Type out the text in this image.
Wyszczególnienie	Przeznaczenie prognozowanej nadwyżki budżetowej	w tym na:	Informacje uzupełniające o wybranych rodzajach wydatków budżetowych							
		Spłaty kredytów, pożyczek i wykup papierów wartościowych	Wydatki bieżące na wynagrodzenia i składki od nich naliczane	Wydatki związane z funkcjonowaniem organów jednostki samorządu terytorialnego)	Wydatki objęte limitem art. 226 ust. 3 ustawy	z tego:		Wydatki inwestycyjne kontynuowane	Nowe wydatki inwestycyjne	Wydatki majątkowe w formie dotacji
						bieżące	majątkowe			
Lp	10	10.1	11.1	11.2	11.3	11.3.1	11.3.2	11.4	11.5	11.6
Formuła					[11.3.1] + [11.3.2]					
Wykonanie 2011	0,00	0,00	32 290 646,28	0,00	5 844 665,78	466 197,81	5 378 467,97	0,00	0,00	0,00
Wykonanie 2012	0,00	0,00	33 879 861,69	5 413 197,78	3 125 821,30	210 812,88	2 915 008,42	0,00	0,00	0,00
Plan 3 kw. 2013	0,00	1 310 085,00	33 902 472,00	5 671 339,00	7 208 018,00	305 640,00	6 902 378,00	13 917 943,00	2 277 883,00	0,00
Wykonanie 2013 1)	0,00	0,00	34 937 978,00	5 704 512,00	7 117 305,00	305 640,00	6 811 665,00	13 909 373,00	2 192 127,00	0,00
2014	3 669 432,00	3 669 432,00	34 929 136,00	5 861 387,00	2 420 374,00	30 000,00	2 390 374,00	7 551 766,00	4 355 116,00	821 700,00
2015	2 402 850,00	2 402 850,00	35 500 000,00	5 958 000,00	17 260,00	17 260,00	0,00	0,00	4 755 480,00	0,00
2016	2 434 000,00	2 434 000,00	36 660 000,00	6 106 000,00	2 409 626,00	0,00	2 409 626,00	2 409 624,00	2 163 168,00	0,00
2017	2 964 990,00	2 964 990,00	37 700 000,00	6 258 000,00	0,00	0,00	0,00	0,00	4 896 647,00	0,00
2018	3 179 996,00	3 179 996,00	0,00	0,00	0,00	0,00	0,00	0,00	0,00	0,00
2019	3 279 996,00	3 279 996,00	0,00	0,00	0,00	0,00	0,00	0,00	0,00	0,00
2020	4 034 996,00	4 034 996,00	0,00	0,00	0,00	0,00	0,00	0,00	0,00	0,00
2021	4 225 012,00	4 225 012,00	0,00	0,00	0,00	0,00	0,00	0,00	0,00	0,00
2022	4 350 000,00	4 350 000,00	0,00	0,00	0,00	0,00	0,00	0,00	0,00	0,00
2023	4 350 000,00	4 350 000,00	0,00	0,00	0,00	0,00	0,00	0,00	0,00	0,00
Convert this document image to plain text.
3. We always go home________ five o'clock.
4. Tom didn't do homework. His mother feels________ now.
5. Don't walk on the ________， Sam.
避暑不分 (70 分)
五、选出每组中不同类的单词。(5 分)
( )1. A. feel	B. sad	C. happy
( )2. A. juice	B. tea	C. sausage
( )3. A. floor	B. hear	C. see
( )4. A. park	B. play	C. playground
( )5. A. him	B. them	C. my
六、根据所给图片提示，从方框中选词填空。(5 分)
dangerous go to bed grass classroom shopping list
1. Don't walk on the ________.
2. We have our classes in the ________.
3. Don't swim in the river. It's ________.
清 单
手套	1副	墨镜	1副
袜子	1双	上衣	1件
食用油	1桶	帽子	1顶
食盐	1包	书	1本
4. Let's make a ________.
• • • •
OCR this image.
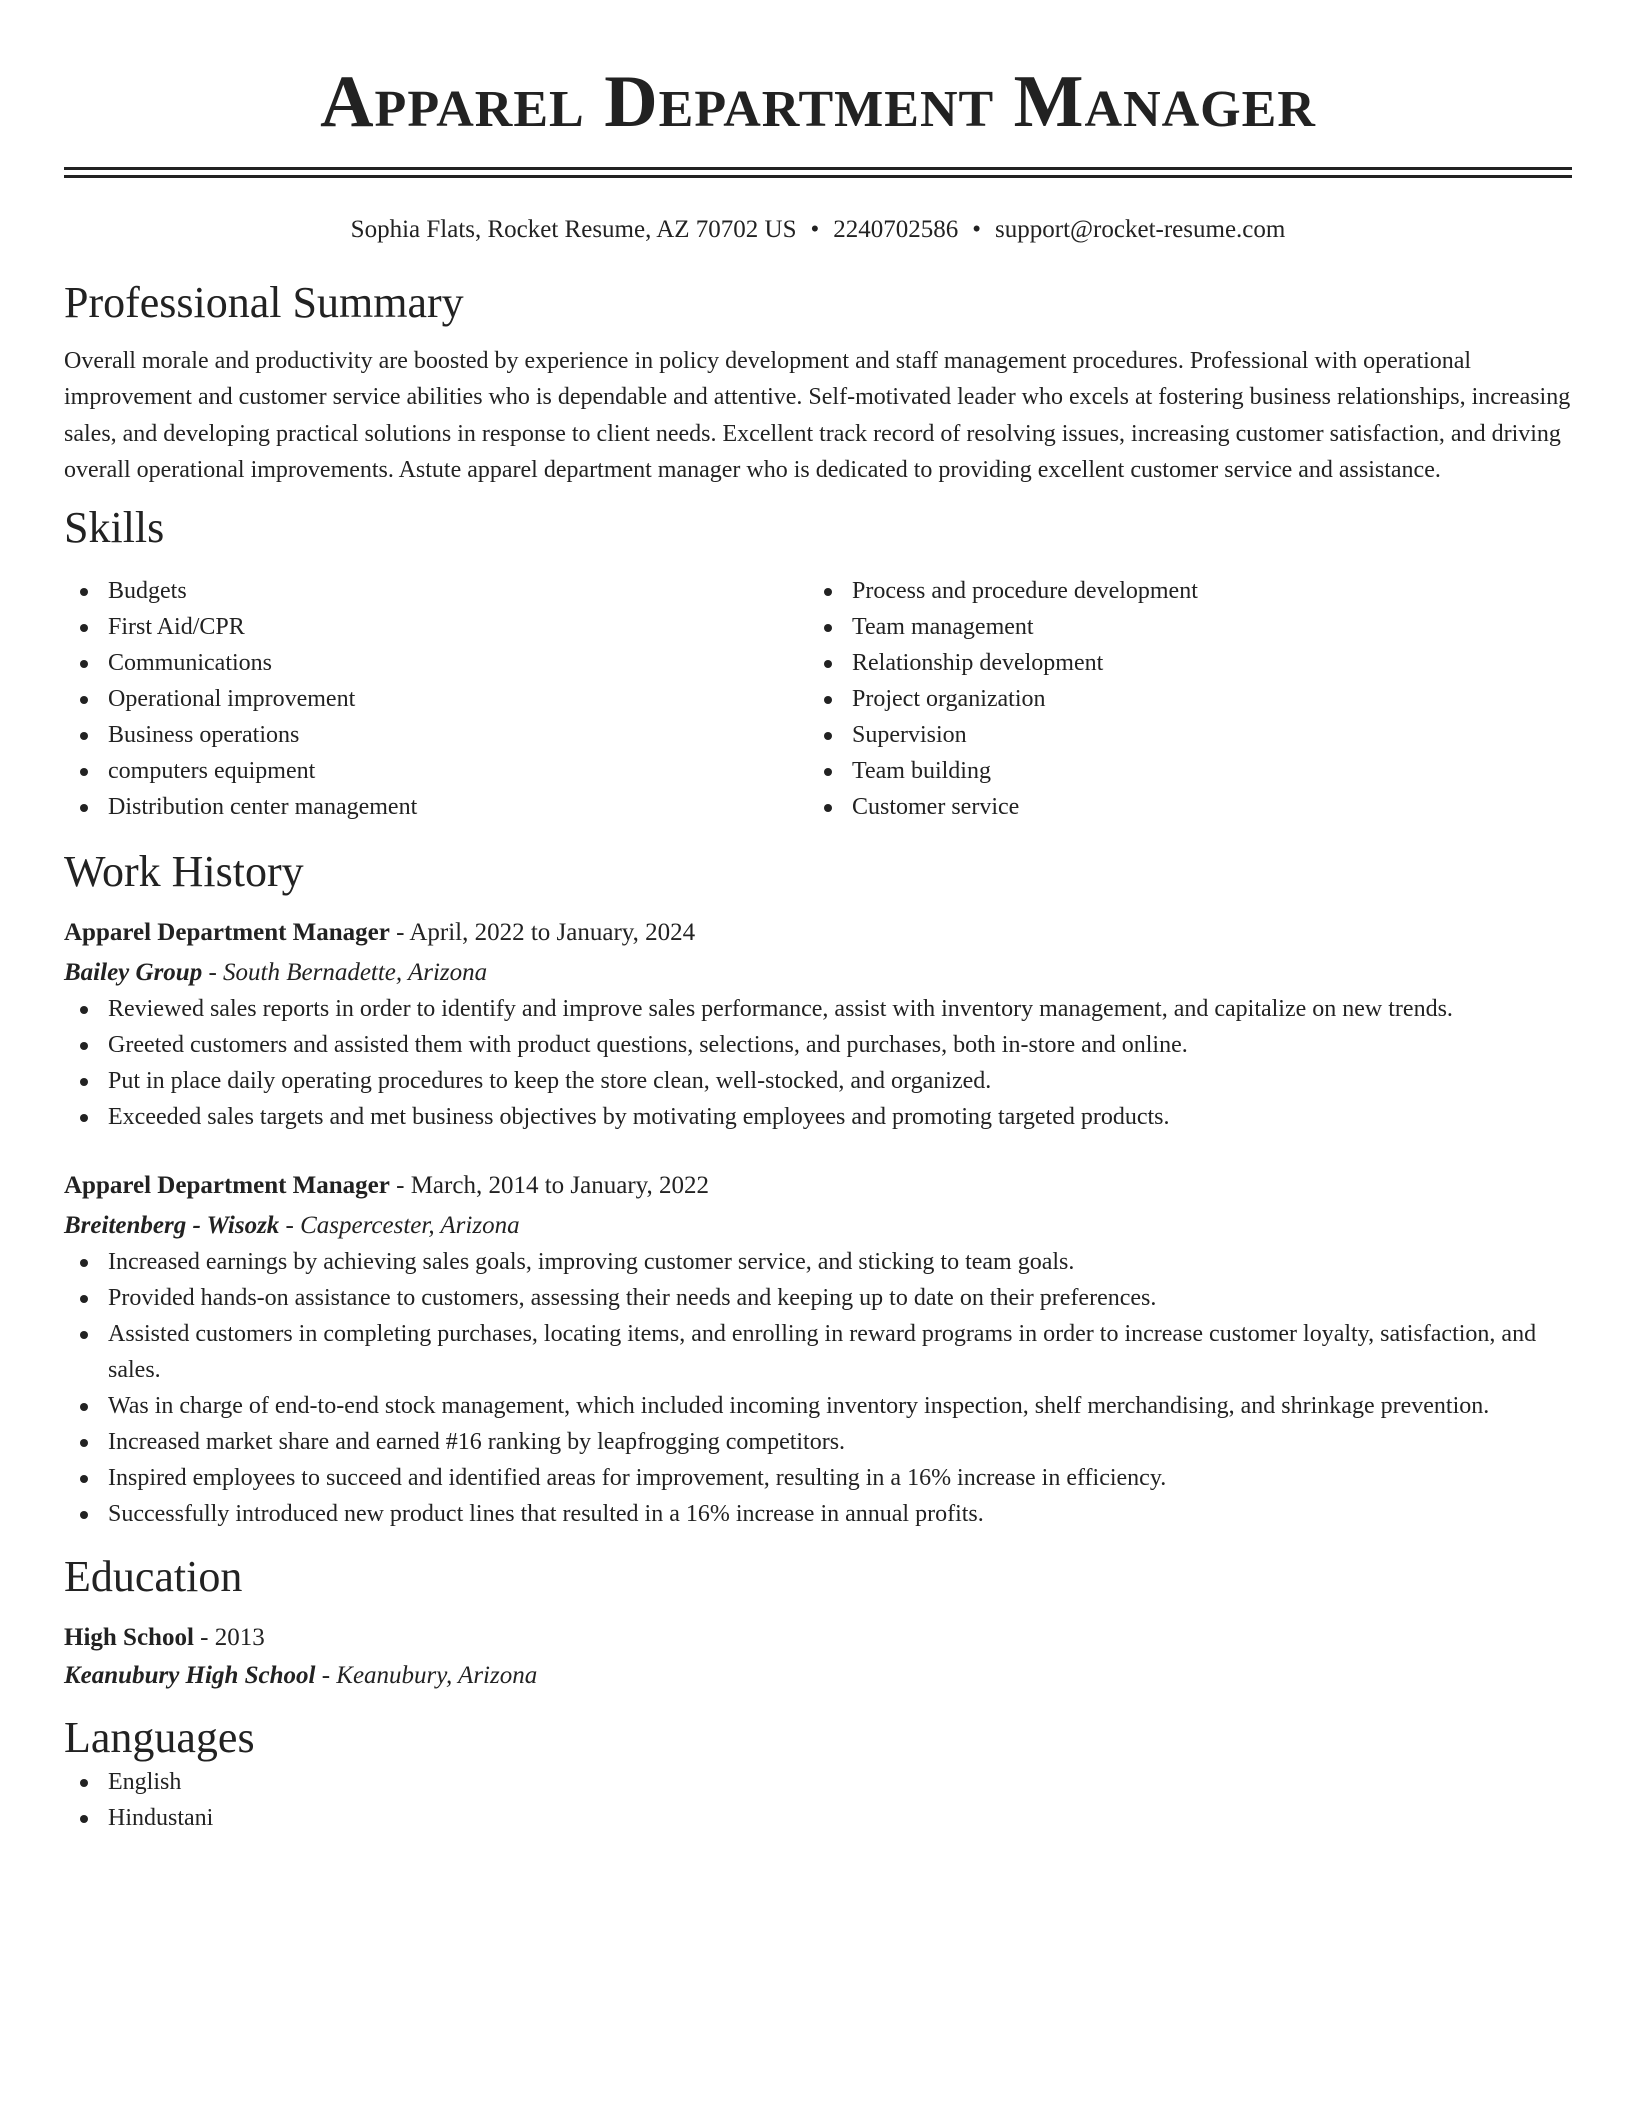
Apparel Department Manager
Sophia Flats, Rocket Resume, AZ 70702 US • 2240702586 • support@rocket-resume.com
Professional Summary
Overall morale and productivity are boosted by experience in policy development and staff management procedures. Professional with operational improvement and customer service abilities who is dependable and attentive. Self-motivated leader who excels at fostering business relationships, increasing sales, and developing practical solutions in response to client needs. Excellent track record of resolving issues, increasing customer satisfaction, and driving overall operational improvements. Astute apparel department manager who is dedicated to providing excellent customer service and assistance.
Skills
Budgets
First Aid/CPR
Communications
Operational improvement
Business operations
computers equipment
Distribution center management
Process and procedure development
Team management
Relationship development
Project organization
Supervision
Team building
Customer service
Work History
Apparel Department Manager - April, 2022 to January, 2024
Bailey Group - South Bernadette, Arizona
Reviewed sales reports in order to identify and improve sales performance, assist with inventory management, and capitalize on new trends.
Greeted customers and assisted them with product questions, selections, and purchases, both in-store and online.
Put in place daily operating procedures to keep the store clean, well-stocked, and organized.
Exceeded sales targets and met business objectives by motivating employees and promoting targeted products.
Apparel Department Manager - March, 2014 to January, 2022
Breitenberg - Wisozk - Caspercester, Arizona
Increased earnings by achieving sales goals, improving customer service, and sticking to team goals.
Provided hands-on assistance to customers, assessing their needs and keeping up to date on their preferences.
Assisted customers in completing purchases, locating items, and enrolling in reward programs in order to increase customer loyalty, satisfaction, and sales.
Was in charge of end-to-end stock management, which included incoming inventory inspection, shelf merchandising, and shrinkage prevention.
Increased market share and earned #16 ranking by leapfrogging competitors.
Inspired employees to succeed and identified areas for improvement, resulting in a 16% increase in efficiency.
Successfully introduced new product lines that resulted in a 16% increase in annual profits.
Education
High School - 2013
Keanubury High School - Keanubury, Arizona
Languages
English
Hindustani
• • • •
» **What the exercise asks**
Every line containing the string "customers" must be listed.

» **Exercise solution**
Greeted customers and assisted them with product questions, selections, and purchases, both in-store and online.
Provided hands-on assistance to customers, assessing their needs and keeping up to date on their preferences.
Assisted customers in completing purchases, locating items, and enrolling in reward programs in order to increase customer loyalty, satisfaction, and sales.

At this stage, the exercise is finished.